- Written exercise
Retype all of the listing exactly, passing over any picture you find.

- Task data
# # # # #

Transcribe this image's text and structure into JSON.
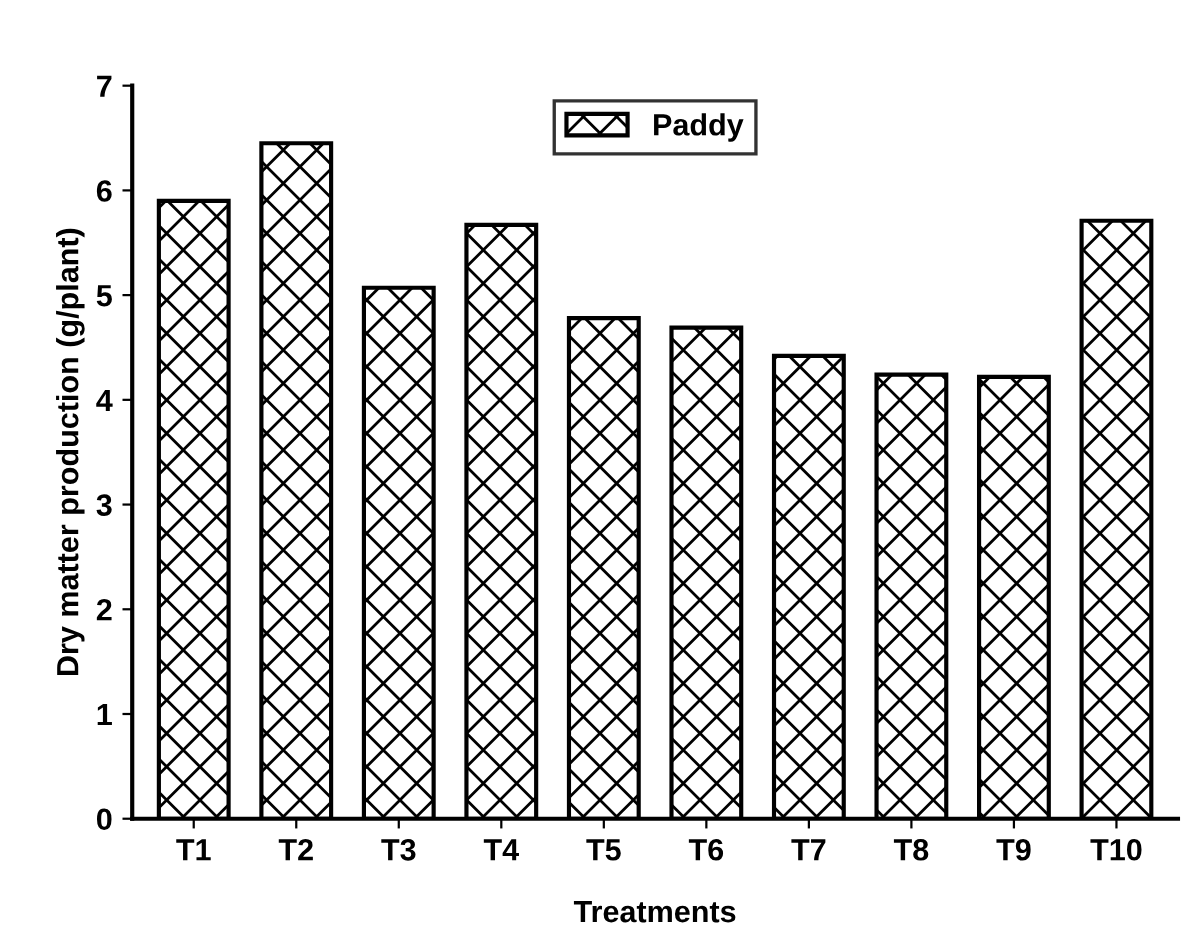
{
  "chart_data": {
    "type": "bar",
    "xlabel": "Treatments",
    "ylabel": "Dry matter production (g/plant)",
    "categories": [
      "T1",
      "T2",
      "T3",
      "T4",
      "T5",
      "T6",
      "T7",
      "T8",
      "T9",
      "T10"
    ],
    "series": [
      {
        "name": "Paddy",
        "color": "#000000",
        "values": [
          5.9,
          6.45,
          5.07,
          5.67,
          4.78,
          4.69,
          4.42,
          4.24,
          4.22,
          5.71
        ]
      }
    ],
    "ylim": [
      0,
      7
    ],
    "yticks": [
      0,
      1,
      2,
      3,
      4,
      5,
      6,
      7
    ],
    "grid": false,
    "legend": "top"
  }
}
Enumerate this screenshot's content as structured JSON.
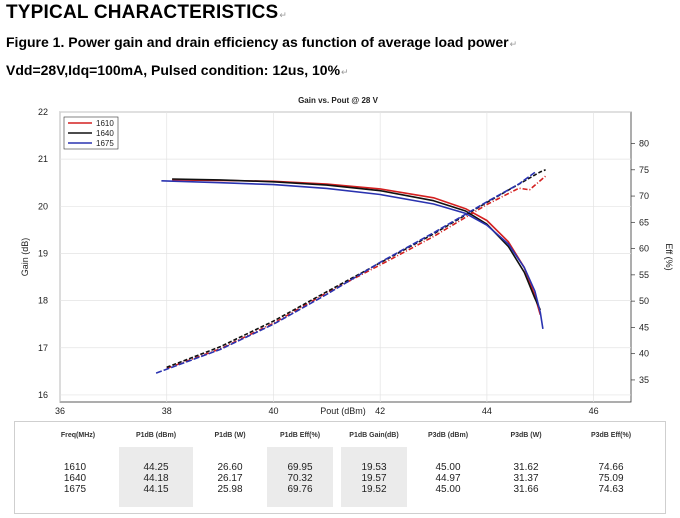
{
  "heading": {
    "title": "TYPICAL CHARACTERISTICS",
    "figure_caption": "Figure 1. Power gain and drain efficiency as function of average load power",
    "conditions": "Vdd=28V,Idq=100mA, Pulsed condition: 12us, 10%",
    "para_mark": "↵"
  },
  "chart_data": {
    "type": "line",
    "title": "Gain vs. Pout @ 28 V",
    "xlabel": "Pout (dBm)",
    "ylabel": "Gain (dB)",
    "y2label": "Eff (%)",
    "xlim": [
      36,
      46.7
    ],
    "ylim": [
      15.85,
      22
    ],
    "y2lim": [
      30.8,
      86
    ],
    "xticks": [
      "36",
      "38",
      "40",
      "42",
      "44",
      "46"
    ],
    "yticks": [
      "16",
      "17",
      "18",
      "19",
      "20",
      "21",
      "22"
    ],
    "y2ticks": [
      "35",
      "40",
      "45",
      "50",
      "55",
      "60",
      "65",
      "70",
      "75",
      "80"
    ],
    "legend": {
      "position": "top-left",
      "entries": [
        "1610",
        "1640",
        "1675"
      ]
    },
    "series": [
      {
        "name": "1610",
        "color": "#d42020",
        "gain": [
          [
            38.1,
            20.56
          ],
          [
            39,
            20.55
          ],
          [
            40,
            20.53
          ],
          [
            41,
            20.47
          ],
          [
            42,
            20.37
          ],
          [
            43,
            20.18
          ],
          [
            43.6,
            19.95
          ],
          [
            44,
            19.7
          ],
          [
            44.4,
            19.25
          ],
          [
            44.7,
            18.7
          ],
          [
            44.9,
            18.1
          ],
          [
            45.0,
            17.7
          ]
        ],
        "eff": [
          [
            38,
            37.2
          ],
          [
            39,
            40.9
          ],
          [
            40,
            45.8
          ],
          [
            41,
            51.6
          ],
          [
            42,
            56.9
          ],
          [
            43,
            62.3
          ],
          [
            44,
            68.4
          ],
          [
            44.6,
            71.5
          ],
          [
            44.8,
            71.2
          ],
          [
            45.1,
            73.8
          ]
        ]
      },
      {
        "name": "1640",
        "color": "#111111",
        "gain": [
          [
            38.1,
            20.58
          ],
          [
            39,
            20.56
          ],
          [
            40,
            20.52
          ],
          [
            41,
            20.45
          ],
          [
            42,
            20.33
          ],
          [
            43,
            20.12
          ],
          [
            43.6,
            19.9
          ],
          [
            44,
            19.62
          ],
          [
            44.4,
            19.15
          ],
          [
            44.7,
            18.6
          ],
          [
            44.9,
            18.05
          ],
          [
            45.0,
            17.8
          ]
        ],
        "eff": [
          [
            38,
            37.4
          ],
          [
            39,
            41.3
          ],
          [
            40,
            46.2
          ],
          [
            41,
            51.8
          ],
          [
            42,
            57.3
          ],
          [
            43,
            62.8
          ],
          [
            44,
            68.8
          ],
          [
            45,
            74.6
          ],
          [
            45.1,
            75
          ]
        ]
      },
      {
        "name": "1675",
        "color": "#2a33b0",
        "gain": [
          [
            37.9,
            20.54
          ],
          [
            39,
            20.5
          ],
          [
            40,
            20.46
          ],
          [
            41,
            20.38
          ],
          [
            42,
            20.25
          ],
          [
            43,
            20.05
          ],
          [
            43.6,
            19.85
          ],
          [
            44,
            19.6
          ],
          [
            44.4,
            19.2
          ],
          [
            44.7,
            18.7
          ],
          [
            44.9,
            18.2
          ],
          [
            45.0,
            17.75
          ],
          [
            45.05,
            17.4
          ]
        ],
        "eff": [
          [
            37.8,
            36.3
          ],
          [
            39,
            40.8
          ],
          [
            40,
            45.6
          ],
          [
            41,
            51.3
          ],
          [
            42,
            57.4
          ],
          [
            43,
            63.0
          ],
          [
            44,
            68.9
          ],
          [
            44.6,
            72.3
          ],
          [
            44.9,
            74.5
          ]
        ]
      }
    ]
  },
  "table": {
    "headers": [
      "Freq(MHz)",
      "P1dB (dBm)",
      "P1dB (W)",
      "P1dB Eff(%)",
      "P1dB Gain(dB)",
      "P3dB (dBm)",
      "P3dB (W)",
      "P3dB Eff(%)"
    ],
    "rows": [
      [
        "1610",
        "44.25",
        "26.60",
        "69.95",
        "19.53",
        "45.00",
        "31.62",
        "74.66"
      ],
      [
        "1640",
        "44.18",
        "26.17",
        "70.32",
        "19.57",
        "44.97",
        "31.37",
        "75.09"
      ],
      [
        "1675",
        "44.15",
        "25.98",
        "69.76",
        "19.52",
        "45.00",
        "31.66",
        "74.63"
      ]
    ]
  }
}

# # # # #

- Result of this exercise
Transcribe this image's text and structure into JSON.
{
  "chart_data": {
    "type": "bar",
    "xlabel": "Treatments",
    "ylabel": "Dry matter production (g/plant)",
    "categories": [
      "T1",
      "T2",
      "T3",
      "T4",
      "T5",
      "T6",
      "T7",
      "T8",
      "T9",
      "T10"
    ],
    "series": [
      {
        "name": "Paddy",
        "color": "#000000",
        "values": [
          5.9,
          6.45,
          5.07,
          5.67,
          4.78,
          4.69,
          4.42,
          4.24,
          4.22,
          5.71
        ]
      }
    ],
    "ylim": [
      0,
      7
    ],
    "yticks": [
      0,
      1,
      2,
      3,
      4,
      5,
      6,
      7
    ],
    "grid": false,
    "legend": "top"
  }
}
Enumerate this screenshot's content as structured JSON.
{
  "heading": {
    "title": "TYPICAL CHARACTERISTICS",
    "figure_caption": "Figure 1. Power gain and drain efficiency as function of average load power",
    "conditions": "Vdd=28V,Idq=100mA, Pulsed condition: 12us, 10%",
    "para_mark": "↵"
  },
  "chart_data": {
    "type": "line",
    "title": "Gain vs. Pout @ 28 V",
    "xlabel": "Pout (dBm)",
    "ylabel": "Gain (dB)",
    "y2label": "Eff (%)",
    "xlim": [
      36,
      46.7
    ],
    "ylim": [
      15.85,
      22
    ],
    "y2lim": [
      30.8,
      86
    ],
    "xticks": [
      "36",
      "38",
      "40",
      "42",
      "44",
      "46"
    ],
    "yticks": [
      "16",
      "17",
      "18",
      "19",
      "20",
      "21",
      "22"
    ],
    "y2ticks": [
      "35",
      "40",
      "45",
      "50",
      "55",
      "60",
      "65",
      "70",
      "75",
      "80"
    ],
    "legend": {
      "position": "top-left",
      "entries": [
        "1610",
        "1640",
        "1675"
      ]
    },
    "series": [
      {
        "name": "1610",
        "color": "#d42020",
        "gain": [
          [
            38.1,
            20.56
          ],
          [
            39,
            20.55
          ],
          [
            40,
            20.53
          ],
          [
            41,
            20.47
          ],
          [
            42,
            20.37
          ],
          [
            43,
            20.18
          ],
          [
            43.6,
            19.95
          ],
          [
            44,
            19.7
          ],
          [
            44.4,
            19.25
          ],
          [
            44.7,
            18.7
          ],
          [
            44.9,
            18.1
          ],
          [
            45.0,
            17.7
          ]
        ],
        "eff": [
          [
            38,
            37.2
          ],
          [
            39,
            40.9
          ],
          [
            40,
            45.8
          ],
          [
            41,
            51.6
          ],
          [
            42,
            56.9
          ],
          [
            43,
            62.3
          ],
          [
            44,
            68.4
          ],
          [
            44.6,
            71.5
          ],
          [
            44.8,
            71.2
          ],
          [
            45.1,
            73.8
          ]
        ]
      },
      {
        "name": "1640",
        "color": "#111111",
        "gain": [
          [
            38.1,
            20.58
          ],
          [
            39,
            20.56
          ],
          [
            40,
            20.52
          ],
          [
            41,
            20.45
          ],
          [
            42,
            20.33
          ],
          [
            43,
            20.12
          ],
          [
            43.6,
            19.9
          ],
          [
            44,
            19.62
          ],
          [
            44.4,
            19.15
          ],
          [
            44.7,
            18.6
          ],
          [
            44.9,
            18.05
          ],
          [
            45.0,
            17.8
          ]
        ],
        "eff": [
          [
            38,
            37.4
          ],
          [
            39,
            41.3
          ],
          [
            40,
            46.2
          ],
          [
            41,
            51.8
          ],
          [
            42,
            57.3
          ],
          [
            43,
            62.8
          ],
          [
            44,
            68.8
          ],
          [
            45,
            74.6
          ],
          [
            45.1,
            75
          ]
        ]
      },
      {
        "name": "1675",
        "color": "#2a33b0",
        "gain": [
          [
            37.9,
            20.54
          ],
          [
            39,
            20.5
          ],
          [
            40,
            20.46
          ],
          [
            41,
            20.38
          ],
          [
            42,
            20.25
          ],
          [
            43,
            20.05
          ],
          [
            43.6,
            19.85
          ],
          [
            44,
            19.6
          ],
          [
            44.4,
            19.2
          ],
          [
            44.7,
            18.7
          ],
          [
            44.9,
            18.2
          ],
          [
            45.0,
            17.75
          ],
          [
            45.05,
            17.4
          ]
        ],
        "eff": [
          [
            37.8,
            36.3
          ],
          [
            39,
            40.8
          ],
          [
            40,
            45.6
          ],
          [
            41,
            51.3
          ],
          [
            42,
            57.4
          ],
          [
            43,
            63.0
          ],
          [
            44,
            68.9
          ],
          [
            44.6,
            72.3
          ],
          [
            44.9,
            74.5
          ]
        ]
      }
    ]
  },
  "table": {
    "headers": [
      "Freq(MHz)",
      "P1dB (dBm)",
      "P1dB (W)",
      "P1dB Eff(%)",
      "P1dB Gain(dB)",
      "P3dB (dBm)",
      "P3dB (W)",
      "P3dB Eff(%)"
    ],
    "rows": [
      [
        "1610",
        "44.25",
        "26.60",
        "69.95",
        "19.53",
        "45.00",
        "31.62",
        "74.66"
      ],
      [
        "1640",
        "44.18",
        "26.17",
        "70.32",
        "19.57",
        "44.97",
        "31.37",
        "75.09"
      ],
      [
        "1675",
        "44.15",
        "25.98",
        "69.76",
        "19.52",
        "45.00",
        "31.66",
        "74.63"
      ]
    ]
  }
}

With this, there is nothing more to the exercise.